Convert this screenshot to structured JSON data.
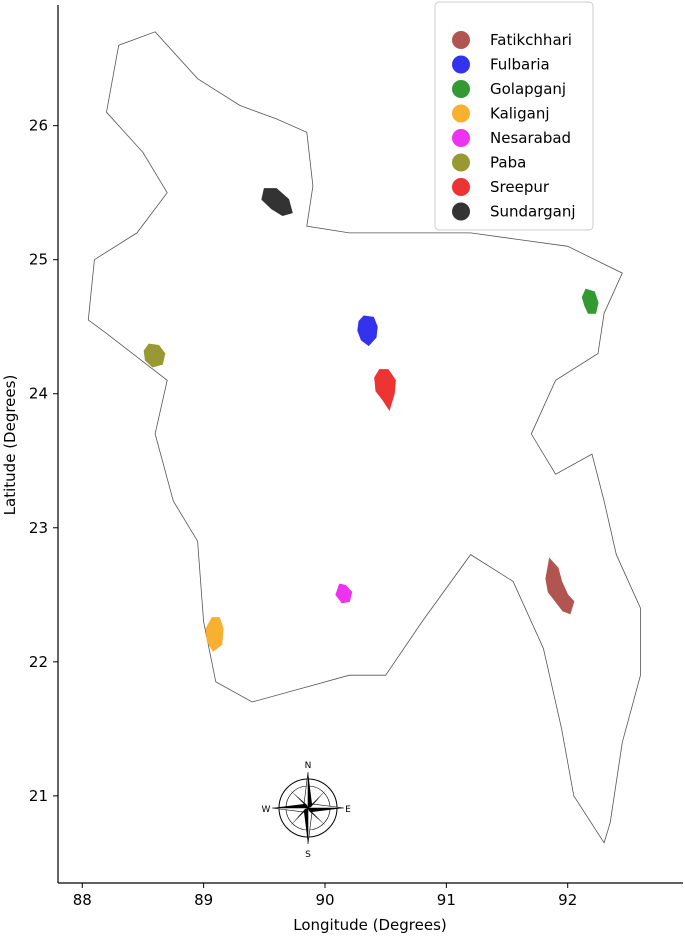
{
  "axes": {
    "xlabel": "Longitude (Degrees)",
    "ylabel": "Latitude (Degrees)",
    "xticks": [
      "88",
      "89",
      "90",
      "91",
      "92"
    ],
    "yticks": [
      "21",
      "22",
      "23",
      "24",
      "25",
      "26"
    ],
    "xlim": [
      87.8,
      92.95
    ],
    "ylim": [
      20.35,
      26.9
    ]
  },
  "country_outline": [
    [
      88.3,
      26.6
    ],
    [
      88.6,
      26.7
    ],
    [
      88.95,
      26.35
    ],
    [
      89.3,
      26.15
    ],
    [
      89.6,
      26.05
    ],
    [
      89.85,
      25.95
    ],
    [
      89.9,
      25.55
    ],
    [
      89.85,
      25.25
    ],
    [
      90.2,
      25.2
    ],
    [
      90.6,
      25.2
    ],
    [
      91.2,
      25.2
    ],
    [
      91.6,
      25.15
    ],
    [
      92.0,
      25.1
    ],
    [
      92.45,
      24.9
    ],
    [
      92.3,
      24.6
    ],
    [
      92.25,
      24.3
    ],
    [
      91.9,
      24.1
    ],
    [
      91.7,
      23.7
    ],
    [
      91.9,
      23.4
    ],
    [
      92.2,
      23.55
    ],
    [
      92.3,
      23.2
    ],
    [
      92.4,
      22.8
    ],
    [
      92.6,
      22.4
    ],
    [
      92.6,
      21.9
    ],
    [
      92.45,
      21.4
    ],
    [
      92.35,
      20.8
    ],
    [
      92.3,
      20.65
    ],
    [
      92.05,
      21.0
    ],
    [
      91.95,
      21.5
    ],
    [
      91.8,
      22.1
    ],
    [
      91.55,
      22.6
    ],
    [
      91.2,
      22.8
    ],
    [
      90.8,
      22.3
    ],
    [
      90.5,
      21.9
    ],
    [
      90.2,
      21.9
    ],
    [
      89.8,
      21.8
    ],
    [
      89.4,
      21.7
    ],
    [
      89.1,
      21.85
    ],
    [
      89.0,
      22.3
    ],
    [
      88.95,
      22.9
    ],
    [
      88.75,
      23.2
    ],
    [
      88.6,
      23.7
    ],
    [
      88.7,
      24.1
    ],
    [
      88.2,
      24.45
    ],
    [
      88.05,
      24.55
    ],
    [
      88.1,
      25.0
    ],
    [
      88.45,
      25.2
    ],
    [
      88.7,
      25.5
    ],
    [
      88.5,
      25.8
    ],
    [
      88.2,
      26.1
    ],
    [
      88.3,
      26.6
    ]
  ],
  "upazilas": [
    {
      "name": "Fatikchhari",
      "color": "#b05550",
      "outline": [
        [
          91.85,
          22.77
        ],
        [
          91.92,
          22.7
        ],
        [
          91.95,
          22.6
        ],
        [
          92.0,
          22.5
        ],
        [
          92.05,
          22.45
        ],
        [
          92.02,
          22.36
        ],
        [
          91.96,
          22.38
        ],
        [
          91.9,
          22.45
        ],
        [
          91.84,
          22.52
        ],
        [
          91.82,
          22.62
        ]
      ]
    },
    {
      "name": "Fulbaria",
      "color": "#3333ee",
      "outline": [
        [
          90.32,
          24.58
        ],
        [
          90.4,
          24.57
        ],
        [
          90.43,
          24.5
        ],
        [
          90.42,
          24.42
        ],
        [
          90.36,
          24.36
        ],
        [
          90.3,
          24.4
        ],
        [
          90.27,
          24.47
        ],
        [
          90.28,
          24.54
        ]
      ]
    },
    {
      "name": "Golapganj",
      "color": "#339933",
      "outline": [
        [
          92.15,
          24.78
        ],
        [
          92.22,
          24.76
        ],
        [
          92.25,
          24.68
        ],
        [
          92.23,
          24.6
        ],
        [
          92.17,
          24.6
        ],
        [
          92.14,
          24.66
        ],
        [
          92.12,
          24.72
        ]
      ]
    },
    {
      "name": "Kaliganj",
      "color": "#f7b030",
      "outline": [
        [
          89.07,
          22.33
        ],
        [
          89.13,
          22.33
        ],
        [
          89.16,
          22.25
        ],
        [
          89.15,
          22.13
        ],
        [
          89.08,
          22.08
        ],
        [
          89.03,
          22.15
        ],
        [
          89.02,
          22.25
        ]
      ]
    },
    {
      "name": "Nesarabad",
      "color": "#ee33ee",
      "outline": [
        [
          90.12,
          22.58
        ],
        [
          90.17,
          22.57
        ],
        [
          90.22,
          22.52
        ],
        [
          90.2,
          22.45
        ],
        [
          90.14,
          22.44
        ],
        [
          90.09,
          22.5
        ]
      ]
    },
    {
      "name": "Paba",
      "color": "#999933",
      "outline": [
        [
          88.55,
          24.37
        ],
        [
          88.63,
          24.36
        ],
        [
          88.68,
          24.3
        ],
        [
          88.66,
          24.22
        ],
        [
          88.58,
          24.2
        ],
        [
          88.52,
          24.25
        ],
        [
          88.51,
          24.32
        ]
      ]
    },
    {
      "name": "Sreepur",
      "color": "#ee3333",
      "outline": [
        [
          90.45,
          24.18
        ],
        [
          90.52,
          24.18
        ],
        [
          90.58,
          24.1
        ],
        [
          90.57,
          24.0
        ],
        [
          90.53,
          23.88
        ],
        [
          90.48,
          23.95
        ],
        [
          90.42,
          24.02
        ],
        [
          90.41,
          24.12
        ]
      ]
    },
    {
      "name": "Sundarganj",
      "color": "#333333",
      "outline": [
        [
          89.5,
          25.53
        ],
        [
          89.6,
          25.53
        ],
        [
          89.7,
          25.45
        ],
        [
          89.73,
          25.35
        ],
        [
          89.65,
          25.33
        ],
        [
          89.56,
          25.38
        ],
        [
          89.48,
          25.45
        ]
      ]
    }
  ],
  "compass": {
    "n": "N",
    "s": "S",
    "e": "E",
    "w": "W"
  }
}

§ **Exercise brief**
Leave out the pictures and repeat everything else in the records exactly.

§ **Expected answer**
Convert this screenshot to structured JSON data.
{
  "axes": {
    "xlabel": "Longitude (Degrees)",
    "ylabel": "Latitude (Degrees)",
    "xticks": [
      "88",
      "89",
      "90",
      "91",
      "92"
    ],
    "yticks": [
      "21",
      "22",
      "23",
      "24",
      "25",
      "26"
    ],
    "xlim": [
      87.8,
      92.95
    ],
    "ylim": [
      20.35,
      26.9
    ]
  },
  "country_outline": [
    [
      88.3,
      26.6
    ],
    [
      88.6,
      26.7
    ],
    [
      88.95,
      26.35
    ],
    [
      89.3,
      26.15
    ],
    [
      89.6,
      26.05
    ],
    [
      89.85,
      25.95
    ],
    [
      89.9,
      25.55
    ],
    [
      89.85,
      25.25
    ],
    [
      90.2,
      25.2
    ],
    [
      90.6,
      25.2
    ],
    [
      91.2,
      25.2
    ],
    [
      91.6,
      25.15
    ],
    [
      92.0,
      25.1
    ],
    [
      92.45,
      24.9
    ],
    [
      92.3,
      24.6
    ],
    [
      92.25,
      24.3
    ],
    [
      91.9,
      24.1
    ],
    [
      91.7,
      23.7
    ],
    [
      91.9,
      23.4
    ],
    [
      92.2,
      23.55
    ],
    [
      92.3,
      23.2
    ],
    [
      92.4,
      22.8
    ],
    [
      92.6,
      22.4
    ],
    [
      92.6,
      21.9
    ],
    [
      92.45,
      21.4
    ],
    [
      92.35,
      20.8
    ],
    [
      92.3,
      20.65
    ],
    [
      92.05,
      21.0
    ],
    [
      91.95,
      21.5
    ],
    [
      91.8,
      22.1
    ],
    [
      91.55,
      22.6
    ],
    [
      91.2,
      22.8
    ],
    [
      90.8,
      22.3
    ],
    [
      90.5,
      21.9
    ],
    [
      90.2,
      21.9
    ],
    [
      89.8,
      21.8
    ],
    [
      89.4,
      21.7
    ],
    [
      89.1,
      21.85
    ],
    [
      89.0,
      22.3
    ],
    [
      88.95,
      22.9
    ],
    [
      88.75,
      23.2
    ],
    [
      88.6,
      23.7
    ],
    [
      88.7,
      24.1
    ],
    [
      88.2,
      24.45
    ],
    [
      88.05,
      24.55
    ],
    [
      88.1,
      25.0
    ],
    [
      88.45,
      25.2
    ],
    [
      88.7,
      25.5
    ],
    [
      88.5,
      25.8
    ],
    [
      88.2,
      26.1
    ],
    [
      88.3,
      26.6
    ]
  ],
  "upazilas": [
    {
      "name": "Fatikchhari",
      "color": "#b05550",
      "outline": [
        [
          91.85,
          22.77
        ],
        [
          91.92,
          22.7
        ],
        [
          91.95,
          22.6
        ],
        [
          92.0,
          22.5
        ],
        [
          92.05,
          22.45
        ],
        [
          92.02,
          22.36
        ],
        [
          91.96,
          22.38
        ],
        [
          91.9,
          22.45
        ],
        [
          91.84,
          22.52
        ],
        [
          91.82,
          22.62
        ]
      ]
    },
    {
      "name": "Fulbaria",
      "color": "#3333ee",
      "outline": [
        [
          90.32,
          24.58
        ],
        [
          90.4,
          24.57
        ],
        [
          90.43,
          24.5
        ],
        [
          90.42,
          24.42
        ],
        [
          90.36,
          24.36
        ],
        [
          90.3,
          24.4
        ],
        [
          90.27,
          24.47
        ],
        [
          90.28,
          24.54
        ]
      ]
    },
    {
      "name": "Golapganj",
      "color": "#339933",
      "outline": [
        [
          92.15,
          24.78
        ],
        [
          92.22,
          24.76
        ],
        [
          92.25,
          24.68
        ],
        [
          92.23,
          24.6
        ],
        [
          92.17,
          24.6
        ],
        [
          92.14,
          24.66
        ],
        [
          92.12,
          24.72
        ]
      ]
    },
    {
      "name": "Kaliganj",
      "color": "#f7b030",
      "outline": [
        [
          89.07,
          22.33
        ],
        [
          89.13,
          22.33
        ],
        [
          89.16,
          22.25
        ],
        [
          89.15,
          22.13
        ],
        [
          89.08,
          22.08
        ],
        [
          89.03,
          22.15
        ],
        [
          89.02,
          22.25
        ]
      ]
    },
    {
      "name": "Nesarabad",
      "color": "#ee33ee",
      "outline": [
        [
          90.12,
          22.58
        ],
        [
          90.17,
          22.57
        ],
        [
          90.22,
          22.52
        ],
        [
          90.2,
          22.45
        ],
        [
          90.14,
          22.44
        ],
        [
          90.09,
          22.5
        ]
      ]
    },
    {
      "name": "Paba",
      "color": "#999933",
      "outline": [
        [
          88.55,
          24.37
        ],
        [
          88.63,
          24.36
        ],
        [
          88.68,
          24.3
        ],
        [
          88.66,
          24.22
        ],
        [
          88.58,
          24.2
        ],
        [
          88.52,
          24.25
        ],
        [
          88.51,
          24.32
        ]
      ]
    },
    {
      "name": "Sreepur",
      "color": "#ee3333",
      "outline": [
        [
          90.45,
          24.18
        ],
        [
          90.52,
          24.18
        ],
        [
          90.58,
          24.1
        ],
        [
          90.57,
          24.0
        ],
        [
          90.53,
          23.88
        ],
        [
          90.48,
          23.95
        ],
        [
          90.42,
          24.02
        ],
        [
          90.41,
          24.12
        ]
      ]
    },
    {
      "name": "Sundarganj",
      "color": "#333333",
      "outline": [
        [
          89.5,
          25.53
        ],
        [
          89.6,
          25.53
        ],
        [
          89.7,
          25.45
        ],
        [
          89.73,
          25.35
        ],
        [
          89.65,
          25.33
        ],
        [
          89.56,
          25.38
        ],
        [
          89.48,
          25.45
        ]
      ]
    }
  ],
  "compass": {
    "n": "N",
    "s": "S",
    "e": "E",
    "w": "W"
  }
}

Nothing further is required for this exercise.